Find the string "cette" in the entries and copy each line that has it.

........

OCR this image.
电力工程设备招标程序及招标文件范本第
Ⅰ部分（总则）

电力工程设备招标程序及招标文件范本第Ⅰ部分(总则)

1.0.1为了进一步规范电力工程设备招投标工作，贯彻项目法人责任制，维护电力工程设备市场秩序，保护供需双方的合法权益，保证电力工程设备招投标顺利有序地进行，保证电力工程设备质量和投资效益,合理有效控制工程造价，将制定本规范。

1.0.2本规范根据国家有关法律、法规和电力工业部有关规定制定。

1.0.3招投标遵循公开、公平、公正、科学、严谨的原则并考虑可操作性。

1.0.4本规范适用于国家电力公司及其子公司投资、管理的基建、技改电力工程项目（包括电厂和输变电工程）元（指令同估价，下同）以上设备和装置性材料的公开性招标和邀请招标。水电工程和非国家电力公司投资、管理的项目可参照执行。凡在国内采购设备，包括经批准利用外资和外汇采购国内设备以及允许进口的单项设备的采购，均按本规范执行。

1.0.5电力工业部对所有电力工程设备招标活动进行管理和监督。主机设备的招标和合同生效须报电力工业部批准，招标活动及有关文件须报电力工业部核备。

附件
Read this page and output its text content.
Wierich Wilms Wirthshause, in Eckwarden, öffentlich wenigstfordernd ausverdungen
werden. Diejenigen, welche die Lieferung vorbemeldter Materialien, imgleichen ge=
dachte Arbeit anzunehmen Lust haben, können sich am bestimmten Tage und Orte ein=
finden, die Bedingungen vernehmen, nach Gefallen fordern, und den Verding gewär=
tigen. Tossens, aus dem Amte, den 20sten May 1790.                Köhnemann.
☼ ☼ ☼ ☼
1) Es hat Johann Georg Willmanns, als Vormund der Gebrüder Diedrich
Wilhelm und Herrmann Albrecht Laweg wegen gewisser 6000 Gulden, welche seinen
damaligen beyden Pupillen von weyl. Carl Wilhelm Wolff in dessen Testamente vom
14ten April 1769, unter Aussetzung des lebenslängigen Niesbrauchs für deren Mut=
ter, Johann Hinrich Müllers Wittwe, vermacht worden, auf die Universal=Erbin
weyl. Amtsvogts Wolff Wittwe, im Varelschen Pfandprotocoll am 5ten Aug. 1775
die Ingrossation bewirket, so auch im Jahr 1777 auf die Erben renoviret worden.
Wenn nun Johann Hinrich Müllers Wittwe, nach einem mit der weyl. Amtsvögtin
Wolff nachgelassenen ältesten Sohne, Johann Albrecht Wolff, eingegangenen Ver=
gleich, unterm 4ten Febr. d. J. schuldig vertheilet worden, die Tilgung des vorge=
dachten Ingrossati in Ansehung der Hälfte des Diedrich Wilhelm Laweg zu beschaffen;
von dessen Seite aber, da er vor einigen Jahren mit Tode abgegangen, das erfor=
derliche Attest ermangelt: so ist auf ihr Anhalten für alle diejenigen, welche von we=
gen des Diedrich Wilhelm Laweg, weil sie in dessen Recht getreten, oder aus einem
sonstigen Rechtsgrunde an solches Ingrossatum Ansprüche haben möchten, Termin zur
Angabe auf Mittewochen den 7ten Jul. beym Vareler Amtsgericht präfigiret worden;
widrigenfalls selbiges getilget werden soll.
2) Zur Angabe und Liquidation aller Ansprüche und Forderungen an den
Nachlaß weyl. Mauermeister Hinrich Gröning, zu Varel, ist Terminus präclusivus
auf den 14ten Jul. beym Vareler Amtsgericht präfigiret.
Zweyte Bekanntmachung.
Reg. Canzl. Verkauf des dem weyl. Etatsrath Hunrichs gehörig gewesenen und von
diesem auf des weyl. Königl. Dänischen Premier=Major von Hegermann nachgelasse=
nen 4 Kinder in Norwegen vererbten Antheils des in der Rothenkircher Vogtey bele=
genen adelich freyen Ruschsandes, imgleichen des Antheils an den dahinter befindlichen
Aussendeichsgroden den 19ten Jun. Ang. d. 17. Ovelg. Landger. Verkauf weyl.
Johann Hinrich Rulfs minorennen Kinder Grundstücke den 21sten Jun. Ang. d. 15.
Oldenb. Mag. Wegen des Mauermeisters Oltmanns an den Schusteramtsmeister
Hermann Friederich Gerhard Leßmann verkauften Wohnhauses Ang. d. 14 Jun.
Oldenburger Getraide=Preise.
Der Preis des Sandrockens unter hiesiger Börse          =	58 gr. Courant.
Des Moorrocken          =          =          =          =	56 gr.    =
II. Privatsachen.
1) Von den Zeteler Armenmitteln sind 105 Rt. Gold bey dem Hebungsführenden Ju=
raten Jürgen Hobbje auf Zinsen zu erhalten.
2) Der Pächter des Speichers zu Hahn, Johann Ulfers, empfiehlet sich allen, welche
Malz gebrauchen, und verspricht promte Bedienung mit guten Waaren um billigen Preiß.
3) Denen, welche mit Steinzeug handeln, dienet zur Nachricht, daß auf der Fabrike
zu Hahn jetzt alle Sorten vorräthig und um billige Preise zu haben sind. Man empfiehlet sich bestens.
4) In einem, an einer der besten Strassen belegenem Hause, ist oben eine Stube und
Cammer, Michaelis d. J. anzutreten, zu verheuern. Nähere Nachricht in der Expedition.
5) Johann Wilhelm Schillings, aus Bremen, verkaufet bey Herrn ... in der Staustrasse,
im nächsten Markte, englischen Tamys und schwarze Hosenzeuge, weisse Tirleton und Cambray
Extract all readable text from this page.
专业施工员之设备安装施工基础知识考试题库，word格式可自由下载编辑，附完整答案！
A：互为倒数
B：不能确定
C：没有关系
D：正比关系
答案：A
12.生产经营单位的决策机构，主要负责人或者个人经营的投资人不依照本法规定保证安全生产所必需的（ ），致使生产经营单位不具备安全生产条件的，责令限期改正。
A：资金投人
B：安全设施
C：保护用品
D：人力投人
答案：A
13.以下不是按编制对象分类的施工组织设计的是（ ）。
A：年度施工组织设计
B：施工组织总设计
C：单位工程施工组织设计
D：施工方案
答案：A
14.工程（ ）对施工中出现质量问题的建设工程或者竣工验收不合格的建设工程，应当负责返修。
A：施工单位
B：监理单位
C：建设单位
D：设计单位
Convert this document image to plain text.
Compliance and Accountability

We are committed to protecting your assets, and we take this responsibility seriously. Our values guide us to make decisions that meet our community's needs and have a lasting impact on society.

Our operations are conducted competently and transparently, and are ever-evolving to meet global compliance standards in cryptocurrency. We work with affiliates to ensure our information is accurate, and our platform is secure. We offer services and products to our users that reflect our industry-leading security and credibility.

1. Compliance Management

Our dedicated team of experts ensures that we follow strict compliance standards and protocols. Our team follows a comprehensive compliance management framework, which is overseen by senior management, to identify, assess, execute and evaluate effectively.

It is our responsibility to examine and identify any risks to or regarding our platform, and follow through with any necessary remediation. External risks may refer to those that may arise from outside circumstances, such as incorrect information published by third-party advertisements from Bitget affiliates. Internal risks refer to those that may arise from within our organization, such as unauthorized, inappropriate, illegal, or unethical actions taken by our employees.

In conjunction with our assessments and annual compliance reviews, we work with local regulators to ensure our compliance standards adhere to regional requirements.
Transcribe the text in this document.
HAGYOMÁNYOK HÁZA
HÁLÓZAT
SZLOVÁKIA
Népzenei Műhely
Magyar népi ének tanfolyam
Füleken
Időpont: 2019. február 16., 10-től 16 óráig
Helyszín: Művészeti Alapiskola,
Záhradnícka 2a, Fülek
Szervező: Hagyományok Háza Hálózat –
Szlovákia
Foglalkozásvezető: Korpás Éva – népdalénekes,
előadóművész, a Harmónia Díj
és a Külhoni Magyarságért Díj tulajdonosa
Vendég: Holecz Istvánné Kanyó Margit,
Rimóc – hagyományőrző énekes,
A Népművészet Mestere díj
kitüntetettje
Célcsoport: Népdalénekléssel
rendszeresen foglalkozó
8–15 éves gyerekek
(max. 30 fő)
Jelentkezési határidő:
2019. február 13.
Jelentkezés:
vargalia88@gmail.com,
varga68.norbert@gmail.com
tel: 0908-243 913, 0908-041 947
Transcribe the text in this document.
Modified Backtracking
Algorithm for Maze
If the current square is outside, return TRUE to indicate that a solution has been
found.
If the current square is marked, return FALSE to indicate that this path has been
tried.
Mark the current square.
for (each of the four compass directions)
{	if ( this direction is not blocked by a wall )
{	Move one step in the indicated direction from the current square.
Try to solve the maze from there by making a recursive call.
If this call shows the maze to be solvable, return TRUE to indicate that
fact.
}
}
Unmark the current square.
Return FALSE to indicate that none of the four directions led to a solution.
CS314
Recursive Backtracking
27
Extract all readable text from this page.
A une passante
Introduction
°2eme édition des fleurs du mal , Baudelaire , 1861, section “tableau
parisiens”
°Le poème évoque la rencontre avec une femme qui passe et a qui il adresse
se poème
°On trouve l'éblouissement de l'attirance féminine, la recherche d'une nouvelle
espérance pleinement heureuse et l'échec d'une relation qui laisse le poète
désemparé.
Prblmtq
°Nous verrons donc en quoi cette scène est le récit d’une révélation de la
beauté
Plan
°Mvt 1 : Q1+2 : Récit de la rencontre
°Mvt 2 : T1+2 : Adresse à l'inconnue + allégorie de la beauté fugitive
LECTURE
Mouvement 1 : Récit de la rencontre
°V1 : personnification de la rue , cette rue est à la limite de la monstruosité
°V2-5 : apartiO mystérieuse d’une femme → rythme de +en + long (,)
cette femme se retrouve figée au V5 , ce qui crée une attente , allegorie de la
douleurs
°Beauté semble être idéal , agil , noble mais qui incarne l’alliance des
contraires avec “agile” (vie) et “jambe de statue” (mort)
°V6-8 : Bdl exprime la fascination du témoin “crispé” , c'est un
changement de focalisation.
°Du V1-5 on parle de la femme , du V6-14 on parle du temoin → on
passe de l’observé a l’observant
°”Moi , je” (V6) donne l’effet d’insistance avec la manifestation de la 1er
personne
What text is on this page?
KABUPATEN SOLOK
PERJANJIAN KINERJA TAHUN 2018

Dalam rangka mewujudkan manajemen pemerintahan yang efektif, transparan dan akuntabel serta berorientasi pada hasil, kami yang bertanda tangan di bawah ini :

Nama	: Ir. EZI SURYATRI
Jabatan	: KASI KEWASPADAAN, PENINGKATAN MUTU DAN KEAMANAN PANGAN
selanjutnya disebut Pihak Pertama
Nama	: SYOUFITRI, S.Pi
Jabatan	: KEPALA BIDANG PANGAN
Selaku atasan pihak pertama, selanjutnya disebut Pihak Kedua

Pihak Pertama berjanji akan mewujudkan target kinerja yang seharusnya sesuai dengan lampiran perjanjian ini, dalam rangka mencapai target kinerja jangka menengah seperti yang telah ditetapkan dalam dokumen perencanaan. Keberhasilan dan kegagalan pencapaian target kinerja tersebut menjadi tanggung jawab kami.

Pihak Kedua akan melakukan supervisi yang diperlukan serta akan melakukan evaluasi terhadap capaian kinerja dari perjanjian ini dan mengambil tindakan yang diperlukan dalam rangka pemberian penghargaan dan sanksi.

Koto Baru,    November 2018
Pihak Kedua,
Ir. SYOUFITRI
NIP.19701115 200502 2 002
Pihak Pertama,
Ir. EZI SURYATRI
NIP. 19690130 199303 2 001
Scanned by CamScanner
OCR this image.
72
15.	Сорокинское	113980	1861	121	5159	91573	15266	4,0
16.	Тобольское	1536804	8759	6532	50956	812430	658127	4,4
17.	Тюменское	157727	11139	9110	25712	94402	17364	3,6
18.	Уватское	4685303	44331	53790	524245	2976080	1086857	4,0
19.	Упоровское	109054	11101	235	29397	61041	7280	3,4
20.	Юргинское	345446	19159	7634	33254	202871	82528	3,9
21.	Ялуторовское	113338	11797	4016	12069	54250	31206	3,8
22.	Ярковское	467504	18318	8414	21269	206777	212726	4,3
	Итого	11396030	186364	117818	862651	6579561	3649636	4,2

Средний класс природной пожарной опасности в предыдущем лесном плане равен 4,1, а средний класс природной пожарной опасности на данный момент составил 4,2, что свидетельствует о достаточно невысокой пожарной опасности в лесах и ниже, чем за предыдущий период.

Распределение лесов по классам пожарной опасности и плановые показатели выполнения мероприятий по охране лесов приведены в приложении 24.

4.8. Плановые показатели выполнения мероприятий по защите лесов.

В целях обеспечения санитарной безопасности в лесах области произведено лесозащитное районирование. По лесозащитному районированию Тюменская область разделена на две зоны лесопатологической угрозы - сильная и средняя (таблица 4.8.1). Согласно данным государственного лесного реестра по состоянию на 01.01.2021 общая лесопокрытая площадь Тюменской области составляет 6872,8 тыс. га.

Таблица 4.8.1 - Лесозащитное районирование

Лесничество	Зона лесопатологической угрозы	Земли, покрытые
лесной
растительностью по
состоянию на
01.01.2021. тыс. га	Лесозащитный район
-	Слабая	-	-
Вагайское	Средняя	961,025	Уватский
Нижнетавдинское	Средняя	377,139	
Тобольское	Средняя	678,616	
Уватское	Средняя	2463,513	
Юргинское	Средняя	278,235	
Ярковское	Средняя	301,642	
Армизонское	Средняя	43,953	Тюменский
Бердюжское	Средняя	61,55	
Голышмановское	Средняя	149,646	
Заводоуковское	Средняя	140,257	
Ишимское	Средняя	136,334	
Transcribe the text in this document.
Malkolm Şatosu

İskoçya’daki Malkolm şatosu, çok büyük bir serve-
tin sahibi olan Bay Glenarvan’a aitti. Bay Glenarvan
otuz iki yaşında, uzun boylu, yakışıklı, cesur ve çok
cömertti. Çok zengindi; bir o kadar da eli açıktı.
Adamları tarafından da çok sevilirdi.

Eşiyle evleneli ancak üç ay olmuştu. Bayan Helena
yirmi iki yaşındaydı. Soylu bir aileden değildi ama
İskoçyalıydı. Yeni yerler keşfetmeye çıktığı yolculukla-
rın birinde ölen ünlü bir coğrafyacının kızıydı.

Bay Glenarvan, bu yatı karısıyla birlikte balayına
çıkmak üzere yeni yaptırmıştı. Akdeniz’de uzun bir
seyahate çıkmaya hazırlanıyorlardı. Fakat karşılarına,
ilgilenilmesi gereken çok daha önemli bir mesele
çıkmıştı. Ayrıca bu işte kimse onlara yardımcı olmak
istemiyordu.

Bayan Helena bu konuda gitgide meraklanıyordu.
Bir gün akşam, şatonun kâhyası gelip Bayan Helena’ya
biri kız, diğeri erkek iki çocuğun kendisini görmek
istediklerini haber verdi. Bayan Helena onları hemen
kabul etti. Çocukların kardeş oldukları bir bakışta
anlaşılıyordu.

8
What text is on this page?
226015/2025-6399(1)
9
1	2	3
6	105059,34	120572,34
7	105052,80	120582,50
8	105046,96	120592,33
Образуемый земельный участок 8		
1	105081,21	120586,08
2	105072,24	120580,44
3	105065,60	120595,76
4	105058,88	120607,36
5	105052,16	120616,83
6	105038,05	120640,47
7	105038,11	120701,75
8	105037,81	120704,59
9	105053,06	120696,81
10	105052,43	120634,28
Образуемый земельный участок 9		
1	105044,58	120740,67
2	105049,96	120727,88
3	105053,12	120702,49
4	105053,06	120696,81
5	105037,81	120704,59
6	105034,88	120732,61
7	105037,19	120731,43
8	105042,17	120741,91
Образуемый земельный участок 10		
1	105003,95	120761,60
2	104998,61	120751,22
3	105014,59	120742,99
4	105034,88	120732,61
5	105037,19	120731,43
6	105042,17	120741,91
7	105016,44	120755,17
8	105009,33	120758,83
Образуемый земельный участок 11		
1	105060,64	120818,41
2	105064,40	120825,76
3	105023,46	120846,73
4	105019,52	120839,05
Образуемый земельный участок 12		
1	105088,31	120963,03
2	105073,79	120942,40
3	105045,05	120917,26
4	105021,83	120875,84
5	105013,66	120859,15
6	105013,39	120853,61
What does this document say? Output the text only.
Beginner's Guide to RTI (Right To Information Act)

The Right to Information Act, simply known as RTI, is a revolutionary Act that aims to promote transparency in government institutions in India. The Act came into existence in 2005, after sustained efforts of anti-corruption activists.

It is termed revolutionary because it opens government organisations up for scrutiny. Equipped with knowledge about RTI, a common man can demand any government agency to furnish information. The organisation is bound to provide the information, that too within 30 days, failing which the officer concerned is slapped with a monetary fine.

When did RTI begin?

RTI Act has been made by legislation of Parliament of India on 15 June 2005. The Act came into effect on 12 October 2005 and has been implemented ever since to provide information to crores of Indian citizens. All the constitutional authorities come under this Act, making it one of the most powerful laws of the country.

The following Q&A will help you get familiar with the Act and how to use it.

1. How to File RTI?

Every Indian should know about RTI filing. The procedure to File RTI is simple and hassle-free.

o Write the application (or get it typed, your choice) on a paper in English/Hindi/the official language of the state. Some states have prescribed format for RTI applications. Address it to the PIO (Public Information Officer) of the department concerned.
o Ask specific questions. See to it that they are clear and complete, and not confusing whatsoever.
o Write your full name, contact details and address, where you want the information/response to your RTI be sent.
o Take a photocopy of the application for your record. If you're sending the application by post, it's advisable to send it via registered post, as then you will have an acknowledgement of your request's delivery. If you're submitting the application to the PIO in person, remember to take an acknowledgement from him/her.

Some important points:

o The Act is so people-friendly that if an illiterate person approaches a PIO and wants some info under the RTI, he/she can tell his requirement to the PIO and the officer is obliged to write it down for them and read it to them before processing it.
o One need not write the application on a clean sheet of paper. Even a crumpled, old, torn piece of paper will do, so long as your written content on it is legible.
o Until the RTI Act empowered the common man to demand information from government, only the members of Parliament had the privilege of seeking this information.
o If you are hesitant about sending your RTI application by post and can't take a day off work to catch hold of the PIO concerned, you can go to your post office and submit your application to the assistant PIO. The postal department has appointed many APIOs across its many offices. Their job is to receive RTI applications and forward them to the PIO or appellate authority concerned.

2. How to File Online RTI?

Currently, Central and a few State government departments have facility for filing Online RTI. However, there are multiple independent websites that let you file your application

........

Right answer:
°Nous verrons donc en quoi cette scène est le récit d’une révélation de la
°V1 : personnification de la rue , cette rue est à la limite de la monstruosité
cette femme se retrouve figée au V5 , ce qui crée une attente , allegorie de la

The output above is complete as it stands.